══ DATA FOR THIS EXERCISE

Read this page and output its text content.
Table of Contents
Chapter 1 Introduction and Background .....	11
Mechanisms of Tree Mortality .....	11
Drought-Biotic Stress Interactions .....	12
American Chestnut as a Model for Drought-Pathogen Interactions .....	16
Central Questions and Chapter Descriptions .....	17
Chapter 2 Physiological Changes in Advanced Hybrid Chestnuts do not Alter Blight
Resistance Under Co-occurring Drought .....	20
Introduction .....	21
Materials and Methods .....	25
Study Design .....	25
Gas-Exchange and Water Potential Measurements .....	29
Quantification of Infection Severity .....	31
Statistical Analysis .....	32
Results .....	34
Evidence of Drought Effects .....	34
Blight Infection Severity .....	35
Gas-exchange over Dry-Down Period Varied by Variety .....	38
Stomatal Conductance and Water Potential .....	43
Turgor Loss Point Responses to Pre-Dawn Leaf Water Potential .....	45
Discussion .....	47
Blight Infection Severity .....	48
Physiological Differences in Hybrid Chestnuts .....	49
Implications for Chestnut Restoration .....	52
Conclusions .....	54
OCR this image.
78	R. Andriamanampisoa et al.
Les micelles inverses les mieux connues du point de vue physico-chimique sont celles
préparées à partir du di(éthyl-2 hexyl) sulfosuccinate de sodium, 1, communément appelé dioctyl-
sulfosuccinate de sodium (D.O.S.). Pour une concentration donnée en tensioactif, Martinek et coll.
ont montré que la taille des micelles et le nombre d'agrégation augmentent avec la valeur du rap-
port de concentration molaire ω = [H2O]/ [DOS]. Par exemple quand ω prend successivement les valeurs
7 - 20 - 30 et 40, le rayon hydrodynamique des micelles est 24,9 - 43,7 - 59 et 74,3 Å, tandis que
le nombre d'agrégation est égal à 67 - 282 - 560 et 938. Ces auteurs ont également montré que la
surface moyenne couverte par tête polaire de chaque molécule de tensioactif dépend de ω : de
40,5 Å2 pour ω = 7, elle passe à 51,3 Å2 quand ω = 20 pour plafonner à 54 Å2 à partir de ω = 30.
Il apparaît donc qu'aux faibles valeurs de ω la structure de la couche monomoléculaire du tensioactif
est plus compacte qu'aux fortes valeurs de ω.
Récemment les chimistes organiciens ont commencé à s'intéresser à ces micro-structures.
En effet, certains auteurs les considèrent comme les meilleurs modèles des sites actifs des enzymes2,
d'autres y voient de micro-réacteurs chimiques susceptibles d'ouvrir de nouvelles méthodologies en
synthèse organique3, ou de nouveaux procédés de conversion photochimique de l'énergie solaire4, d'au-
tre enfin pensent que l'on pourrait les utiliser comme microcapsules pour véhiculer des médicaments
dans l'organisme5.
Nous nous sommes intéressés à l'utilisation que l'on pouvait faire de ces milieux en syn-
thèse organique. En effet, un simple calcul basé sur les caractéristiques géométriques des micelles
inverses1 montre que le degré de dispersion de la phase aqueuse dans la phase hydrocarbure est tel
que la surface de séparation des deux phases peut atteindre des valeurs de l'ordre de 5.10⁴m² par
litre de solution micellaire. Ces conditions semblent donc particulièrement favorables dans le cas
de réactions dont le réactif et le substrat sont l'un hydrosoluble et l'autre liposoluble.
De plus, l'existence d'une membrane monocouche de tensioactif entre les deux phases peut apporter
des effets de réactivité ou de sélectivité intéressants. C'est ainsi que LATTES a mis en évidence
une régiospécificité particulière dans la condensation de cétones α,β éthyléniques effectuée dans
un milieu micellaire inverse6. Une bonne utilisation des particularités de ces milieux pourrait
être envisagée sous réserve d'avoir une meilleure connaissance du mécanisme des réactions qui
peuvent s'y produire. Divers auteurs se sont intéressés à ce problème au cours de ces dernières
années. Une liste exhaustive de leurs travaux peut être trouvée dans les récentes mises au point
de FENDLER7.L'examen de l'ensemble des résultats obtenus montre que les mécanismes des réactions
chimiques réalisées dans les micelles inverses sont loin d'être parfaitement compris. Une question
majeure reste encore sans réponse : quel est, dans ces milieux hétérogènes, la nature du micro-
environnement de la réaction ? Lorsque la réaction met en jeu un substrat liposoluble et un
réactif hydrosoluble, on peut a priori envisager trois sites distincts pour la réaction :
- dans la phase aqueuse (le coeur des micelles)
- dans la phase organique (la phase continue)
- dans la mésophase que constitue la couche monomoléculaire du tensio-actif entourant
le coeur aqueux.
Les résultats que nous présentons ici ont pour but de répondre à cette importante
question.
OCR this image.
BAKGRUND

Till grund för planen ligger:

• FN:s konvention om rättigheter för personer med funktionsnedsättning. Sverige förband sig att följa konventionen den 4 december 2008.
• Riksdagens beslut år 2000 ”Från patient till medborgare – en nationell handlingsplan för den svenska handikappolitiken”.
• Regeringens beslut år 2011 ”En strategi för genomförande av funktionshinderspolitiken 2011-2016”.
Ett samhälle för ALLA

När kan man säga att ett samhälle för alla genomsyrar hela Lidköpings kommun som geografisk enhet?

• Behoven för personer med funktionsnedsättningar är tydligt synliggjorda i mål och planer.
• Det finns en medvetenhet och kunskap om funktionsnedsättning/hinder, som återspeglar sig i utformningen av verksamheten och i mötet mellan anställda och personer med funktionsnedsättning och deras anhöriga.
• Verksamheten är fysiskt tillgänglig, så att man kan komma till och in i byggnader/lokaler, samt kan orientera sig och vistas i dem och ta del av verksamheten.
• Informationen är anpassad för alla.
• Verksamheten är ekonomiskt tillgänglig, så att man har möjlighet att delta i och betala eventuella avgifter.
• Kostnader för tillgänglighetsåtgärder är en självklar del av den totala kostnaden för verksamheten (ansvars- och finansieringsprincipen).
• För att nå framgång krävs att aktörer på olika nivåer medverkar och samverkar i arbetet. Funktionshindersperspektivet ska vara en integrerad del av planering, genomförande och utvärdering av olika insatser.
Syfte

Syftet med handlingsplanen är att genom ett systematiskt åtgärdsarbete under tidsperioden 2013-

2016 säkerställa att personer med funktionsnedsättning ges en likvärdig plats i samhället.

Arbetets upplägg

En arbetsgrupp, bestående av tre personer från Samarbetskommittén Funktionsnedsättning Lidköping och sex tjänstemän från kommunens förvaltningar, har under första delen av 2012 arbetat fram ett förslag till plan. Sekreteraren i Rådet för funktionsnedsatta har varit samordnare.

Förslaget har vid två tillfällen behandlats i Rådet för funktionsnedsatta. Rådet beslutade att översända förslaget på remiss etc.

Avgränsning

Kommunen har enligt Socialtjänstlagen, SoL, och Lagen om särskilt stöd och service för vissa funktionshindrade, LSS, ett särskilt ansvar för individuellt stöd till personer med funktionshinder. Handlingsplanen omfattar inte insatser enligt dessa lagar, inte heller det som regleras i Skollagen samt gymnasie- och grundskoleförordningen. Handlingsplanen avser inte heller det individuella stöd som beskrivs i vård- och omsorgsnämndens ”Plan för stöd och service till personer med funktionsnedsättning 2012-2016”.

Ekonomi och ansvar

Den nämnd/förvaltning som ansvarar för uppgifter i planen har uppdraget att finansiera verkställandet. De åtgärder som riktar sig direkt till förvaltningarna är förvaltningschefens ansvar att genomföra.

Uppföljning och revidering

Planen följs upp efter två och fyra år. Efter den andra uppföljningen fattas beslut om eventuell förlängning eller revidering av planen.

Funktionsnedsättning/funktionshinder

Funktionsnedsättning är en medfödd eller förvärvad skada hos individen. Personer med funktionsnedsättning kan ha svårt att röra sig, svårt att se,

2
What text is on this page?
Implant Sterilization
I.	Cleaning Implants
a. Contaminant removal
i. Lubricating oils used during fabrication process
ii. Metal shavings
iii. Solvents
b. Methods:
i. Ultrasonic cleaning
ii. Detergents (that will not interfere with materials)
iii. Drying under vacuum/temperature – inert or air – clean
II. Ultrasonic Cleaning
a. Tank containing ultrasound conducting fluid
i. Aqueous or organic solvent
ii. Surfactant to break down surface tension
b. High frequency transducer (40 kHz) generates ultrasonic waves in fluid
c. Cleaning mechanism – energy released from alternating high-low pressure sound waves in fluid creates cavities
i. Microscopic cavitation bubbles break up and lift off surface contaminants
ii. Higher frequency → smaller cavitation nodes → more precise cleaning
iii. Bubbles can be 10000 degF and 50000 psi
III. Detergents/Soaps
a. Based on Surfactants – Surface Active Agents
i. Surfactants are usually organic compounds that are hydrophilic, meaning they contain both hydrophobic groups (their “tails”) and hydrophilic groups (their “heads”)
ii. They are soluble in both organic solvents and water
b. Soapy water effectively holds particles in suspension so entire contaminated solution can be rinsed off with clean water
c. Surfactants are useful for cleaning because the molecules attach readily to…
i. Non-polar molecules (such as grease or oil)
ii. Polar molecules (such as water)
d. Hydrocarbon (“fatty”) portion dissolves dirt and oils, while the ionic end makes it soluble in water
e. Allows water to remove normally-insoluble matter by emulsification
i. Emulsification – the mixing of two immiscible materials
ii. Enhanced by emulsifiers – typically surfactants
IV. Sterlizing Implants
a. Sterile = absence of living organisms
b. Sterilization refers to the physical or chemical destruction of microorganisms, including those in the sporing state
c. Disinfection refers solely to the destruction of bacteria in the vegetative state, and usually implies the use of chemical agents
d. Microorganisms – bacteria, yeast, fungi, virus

════

When a line in the listing includes the word "cavitation", report that line in full.

■ RESPONSE AREA ■
i. Microscopic cavitation bubbles break up and lift off surface contaminants
ii. Higher frequency → smaller cavitation nodes → more precise cleaning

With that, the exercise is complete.